Stored data

━━━━

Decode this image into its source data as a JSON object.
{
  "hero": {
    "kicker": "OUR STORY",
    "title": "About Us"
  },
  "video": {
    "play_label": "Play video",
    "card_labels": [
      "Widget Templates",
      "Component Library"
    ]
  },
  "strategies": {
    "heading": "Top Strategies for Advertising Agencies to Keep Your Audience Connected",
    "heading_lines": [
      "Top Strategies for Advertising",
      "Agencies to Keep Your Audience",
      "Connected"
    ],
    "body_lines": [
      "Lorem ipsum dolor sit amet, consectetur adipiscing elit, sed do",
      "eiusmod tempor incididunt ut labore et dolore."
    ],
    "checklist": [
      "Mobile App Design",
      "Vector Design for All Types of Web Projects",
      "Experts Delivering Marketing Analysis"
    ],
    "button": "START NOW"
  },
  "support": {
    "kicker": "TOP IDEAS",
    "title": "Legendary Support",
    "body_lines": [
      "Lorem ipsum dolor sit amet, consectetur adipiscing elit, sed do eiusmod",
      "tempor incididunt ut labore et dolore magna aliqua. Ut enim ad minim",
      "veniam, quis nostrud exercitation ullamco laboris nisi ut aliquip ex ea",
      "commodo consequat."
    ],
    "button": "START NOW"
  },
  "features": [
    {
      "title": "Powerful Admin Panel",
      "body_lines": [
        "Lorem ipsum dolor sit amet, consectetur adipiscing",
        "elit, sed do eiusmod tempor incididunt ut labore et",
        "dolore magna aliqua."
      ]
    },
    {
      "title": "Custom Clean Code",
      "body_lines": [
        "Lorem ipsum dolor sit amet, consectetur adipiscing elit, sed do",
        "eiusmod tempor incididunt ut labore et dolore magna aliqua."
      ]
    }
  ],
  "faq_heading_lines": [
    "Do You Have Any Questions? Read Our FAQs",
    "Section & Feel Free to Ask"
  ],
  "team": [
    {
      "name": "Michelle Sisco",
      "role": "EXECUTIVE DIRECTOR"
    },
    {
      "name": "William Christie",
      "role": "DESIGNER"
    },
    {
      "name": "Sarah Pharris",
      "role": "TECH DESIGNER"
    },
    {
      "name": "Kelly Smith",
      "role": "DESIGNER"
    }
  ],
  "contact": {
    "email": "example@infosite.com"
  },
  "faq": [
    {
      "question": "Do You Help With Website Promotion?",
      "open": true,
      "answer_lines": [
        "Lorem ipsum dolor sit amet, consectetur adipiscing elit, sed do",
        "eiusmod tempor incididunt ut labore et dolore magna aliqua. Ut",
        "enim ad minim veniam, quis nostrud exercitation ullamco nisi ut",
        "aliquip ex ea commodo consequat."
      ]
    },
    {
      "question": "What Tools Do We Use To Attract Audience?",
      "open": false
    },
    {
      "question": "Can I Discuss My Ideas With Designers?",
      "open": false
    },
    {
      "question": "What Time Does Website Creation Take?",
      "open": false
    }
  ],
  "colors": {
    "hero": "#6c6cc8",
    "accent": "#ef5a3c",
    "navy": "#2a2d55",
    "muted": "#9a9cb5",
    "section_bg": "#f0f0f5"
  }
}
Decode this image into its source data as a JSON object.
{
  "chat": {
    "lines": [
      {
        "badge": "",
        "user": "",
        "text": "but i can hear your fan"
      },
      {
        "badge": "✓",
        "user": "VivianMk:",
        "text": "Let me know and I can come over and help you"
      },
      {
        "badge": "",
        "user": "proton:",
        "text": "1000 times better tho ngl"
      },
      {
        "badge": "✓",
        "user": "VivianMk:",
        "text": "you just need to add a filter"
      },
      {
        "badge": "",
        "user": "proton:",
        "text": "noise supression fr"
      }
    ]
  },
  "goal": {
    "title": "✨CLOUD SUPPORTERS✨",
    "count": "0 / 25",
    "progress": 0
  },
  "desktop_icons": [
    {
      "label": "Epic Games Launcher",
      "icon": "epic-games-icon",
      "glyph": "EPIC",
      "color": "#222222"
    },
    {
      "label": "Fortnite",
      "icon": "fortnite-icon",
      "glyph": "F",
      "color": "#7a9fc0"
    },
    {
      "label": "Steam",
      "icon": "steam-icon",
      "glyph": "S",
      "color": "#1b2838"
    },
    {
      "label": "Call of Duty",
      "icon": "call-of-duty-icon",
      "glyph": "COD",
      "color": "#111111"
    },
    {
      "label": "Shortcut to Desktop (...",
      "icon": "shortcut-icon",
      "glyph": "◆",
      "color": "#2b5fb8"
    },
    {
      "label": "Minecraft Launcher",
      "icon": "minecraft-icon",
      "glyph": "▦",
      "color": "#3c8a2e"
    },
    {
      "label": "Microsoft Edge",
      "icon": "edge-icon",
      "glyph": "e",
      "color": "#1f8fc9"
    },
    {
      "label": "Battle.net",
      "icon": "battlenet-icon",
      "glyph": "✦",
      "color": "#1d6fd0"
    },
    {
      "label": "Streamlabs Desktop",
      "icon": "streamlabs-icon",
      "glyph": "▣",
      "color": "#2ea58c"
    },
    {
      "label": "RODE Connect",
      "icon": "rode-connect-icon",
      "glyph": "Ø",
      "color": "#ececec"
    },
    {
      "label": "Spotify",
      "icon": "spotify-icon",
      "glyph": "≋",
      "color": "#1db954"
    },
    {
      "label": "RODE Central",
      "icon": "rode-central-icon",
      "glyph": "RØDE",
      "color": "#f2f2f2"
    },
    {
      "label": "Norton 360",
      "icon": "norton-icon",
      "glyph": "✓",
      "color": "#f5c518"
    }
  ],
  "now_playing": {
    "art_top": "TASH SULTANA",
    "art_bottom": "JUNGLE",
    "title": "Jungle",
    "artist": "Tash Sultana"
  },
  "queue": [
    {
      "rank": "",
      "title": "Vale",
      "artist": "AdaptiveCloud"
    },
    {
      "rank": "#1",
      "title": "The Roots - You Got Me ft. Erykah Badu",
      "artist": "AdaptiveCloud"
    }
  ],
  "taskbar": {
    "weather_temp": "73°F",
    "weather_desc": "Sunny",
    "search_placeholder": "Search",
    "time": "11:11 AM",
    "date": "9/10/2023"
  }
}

━━━━

* _INSTRUCTIONS FOR THE TASK_
Find every line in the records above that holds the word "quis", and copy each one.

* _COMPLETE ANSWER_
      "veniam, quis nostrud exercitation ullamco laboris nisi ut aliquip ex ea",
        "enim ad minim veniam, quis nostrud exercitation ullamco nisi ut",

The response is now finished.